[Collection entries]
---+---
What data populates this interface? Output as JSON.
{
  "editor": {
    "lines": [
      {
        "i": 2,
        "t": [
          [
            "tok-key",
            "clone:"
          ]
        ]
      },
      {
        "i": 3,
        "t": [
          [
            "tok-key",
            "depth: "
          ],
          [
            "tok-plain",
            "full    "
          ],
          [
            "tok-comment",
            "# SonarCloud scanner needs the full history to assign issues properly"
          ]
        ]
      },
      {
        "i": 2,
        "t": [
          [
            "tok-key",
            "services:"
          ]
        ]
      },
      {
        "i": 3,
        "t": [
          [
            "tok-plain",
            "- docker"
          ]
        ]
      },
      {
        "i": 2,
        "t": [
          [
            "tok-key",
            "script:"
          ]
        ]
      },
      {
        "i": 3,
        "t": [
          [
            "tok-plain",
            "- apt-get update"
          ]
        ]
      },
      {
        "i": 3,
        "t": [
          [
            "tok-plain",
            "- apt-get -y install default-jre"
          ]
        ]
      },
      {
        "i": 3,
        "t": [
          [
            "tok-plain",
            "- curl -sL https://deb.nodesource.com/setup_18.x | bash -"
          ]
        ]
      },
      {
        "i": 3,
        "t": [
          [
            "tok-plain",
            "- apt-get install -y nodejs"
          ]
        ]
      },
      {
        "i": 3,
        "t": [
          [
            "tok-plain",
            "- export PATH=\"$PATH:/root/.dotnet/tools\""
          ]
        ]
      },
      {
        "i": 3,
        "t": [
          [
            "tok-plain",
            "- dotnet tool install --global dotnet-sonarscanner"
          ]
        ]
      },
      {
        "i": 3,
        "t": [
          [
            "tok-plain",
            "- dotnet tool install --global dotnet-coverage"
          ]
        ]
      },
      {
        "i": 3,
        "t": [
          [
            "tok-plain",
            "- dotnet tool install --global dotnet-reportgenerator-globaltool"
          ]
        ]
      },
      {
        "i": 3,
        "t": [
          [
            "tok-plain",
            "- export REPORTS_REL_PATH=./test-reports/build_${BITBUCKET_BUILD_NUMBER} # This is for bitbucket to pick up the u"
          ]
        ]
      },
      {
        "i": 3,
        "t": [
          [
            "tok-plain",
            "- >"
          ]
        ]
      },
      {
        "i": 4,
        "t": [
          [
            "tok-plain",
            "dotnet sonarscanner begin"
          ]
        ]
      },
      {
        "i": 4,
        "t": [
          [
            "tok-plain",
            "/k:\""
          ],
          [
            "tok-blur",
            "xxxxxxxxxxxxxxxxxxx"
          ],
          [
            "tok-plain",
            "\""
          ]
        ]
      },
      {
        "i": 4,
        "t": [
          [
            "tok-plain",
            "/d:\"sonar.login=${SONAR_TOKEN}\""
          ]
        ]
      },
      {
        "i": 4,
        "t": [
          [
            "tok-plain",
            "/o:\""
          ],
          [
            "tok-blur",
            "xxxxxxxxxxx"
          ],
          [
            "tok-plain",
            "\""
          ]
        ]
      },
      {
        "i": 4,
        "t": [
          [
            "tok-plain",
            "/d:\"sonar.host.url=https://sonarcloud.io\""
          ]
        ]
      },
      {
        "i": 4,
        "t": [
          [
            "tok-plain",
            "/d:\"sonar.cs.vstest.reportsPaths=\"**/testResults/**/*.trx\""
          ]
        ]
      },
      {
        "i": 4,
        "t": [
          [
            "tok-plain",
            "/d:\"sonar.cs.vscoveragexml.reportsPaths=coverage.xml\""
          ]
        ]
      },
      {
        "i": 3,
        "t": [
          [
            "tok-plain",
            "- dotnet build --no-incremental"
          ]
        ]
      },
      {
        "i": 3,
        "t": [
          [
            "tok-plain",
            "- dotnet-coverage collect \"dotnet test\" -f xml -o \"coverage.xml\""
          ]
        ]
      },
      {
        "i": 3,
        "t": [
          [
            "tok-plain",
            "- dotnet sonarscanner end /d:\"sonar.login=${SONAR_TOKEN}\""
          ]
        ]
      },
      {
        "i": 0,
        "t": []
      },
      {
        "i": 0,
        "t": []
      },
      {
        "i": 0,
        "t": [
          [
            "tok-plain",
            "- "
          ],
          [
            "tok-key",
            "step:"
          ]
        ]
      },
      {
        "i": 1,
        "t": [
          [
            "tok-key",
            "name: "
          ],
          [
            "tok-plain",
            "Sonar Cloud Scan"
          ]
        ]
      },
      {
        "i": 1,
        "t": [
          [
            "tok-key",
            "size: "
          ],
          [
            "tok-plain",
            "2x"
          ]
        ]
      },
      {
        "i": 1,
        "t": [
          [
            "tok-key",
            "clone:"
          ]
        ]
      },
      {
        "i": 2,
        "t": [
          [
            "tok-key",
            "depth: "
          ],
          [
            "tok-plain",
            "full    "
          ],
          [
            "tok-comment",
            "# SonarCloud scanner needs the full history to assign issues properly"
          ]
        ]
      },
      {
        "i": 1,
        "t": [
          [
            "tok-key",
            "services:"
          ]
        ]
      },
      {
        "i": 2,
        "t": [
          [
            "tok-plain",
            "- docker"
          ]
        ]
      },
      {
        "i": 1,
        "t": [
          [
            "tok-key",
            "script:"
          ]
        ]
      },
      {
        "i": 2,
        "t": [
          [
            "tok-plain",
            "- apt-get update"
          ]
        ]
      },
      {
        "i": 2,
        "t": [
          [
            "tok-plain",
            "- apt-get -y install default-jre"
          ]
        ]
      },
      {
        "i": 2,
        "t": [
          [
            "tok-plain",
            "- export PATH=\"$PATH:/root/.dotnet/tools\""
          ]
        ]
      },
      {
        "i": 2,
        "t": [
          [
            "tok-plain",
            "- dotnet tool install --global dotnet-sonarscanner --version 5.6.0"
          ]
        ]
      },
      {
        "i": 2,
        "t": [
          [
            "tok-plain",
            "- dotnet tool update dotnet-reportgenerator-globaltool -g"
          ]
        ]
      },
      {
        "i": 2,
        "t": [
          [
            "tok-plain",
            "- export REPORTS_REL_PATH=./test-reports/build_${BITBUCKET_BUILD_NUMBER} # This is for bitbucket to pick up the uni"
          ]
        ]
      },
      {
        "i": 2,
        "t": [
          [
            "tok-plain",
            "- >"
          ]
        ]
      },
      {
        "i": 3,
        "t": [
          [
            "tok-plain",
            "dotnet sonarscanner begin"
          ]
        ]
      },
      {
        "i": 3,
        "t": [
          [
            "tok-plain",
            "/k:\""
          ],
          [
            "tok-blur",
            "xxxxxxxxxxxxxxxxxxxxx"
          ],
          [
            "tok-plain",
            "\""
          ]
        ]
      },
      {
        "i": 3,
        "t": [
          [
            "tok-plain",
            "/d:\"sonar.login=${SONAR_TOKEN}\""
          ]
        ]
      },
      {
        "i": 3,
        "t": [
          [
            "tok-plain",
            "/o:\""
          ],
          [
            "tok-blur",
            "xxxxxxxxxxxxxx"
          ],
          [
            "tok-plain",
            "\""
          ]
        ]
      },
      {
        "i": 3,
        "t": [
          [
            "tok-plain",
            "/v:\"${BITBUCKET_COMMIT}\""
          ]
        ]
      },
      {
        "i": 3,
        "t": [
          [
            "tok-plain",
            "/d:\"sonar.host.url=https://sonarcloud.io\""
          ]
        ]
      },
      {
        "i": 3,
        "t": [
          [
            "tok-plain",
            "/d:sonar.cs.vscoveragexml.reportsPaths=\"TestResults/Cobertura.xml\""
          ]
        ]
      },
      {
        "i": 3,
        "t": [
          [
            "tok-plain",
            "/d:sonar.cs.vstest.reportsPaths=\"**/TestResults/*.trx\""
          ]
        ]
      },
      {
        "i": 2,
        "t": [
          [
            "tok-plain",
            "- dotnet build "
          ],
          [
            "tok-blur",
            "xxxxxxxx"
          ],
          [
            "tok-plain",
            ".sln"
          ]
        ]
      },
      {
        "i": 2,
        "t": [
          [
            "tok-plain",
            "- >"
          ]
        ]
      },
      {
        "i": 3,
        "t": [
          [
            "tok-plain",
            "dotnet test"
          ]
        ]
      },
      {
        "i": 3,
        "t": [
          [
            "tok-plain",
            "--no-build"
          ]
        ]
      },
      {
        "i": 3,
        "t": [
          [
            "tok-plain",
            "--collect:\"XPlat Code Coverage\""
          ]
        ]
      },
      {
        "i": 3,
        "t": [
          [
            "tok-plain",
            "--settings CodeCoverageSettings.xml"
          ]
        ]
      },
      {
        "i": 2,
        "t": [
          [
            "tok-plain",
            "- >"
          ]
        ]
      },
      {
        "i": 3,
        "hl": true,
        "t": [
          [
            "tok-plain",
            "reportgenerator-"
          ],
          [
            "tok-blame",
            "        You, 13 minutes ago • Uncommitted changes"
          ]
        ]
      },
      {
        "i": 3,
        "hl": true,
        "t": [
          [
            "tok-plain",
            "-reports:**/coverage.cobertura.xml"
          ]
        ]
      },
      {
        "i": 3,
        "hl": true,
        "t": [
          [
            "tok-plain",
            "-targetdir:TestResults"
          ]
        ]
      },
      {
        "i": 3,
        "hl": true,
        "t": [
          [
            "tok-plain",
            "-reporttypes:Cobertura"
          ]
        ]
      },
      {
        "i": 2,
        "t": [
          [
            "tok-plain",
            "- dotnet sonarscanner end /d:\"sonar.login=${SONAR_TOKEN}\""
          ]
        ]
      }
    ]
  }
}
---+---
*GIVEN REQUEST*:
Give nothing but the number of lines containing the string "reportgenerator".

*RESULT BELOW*:
3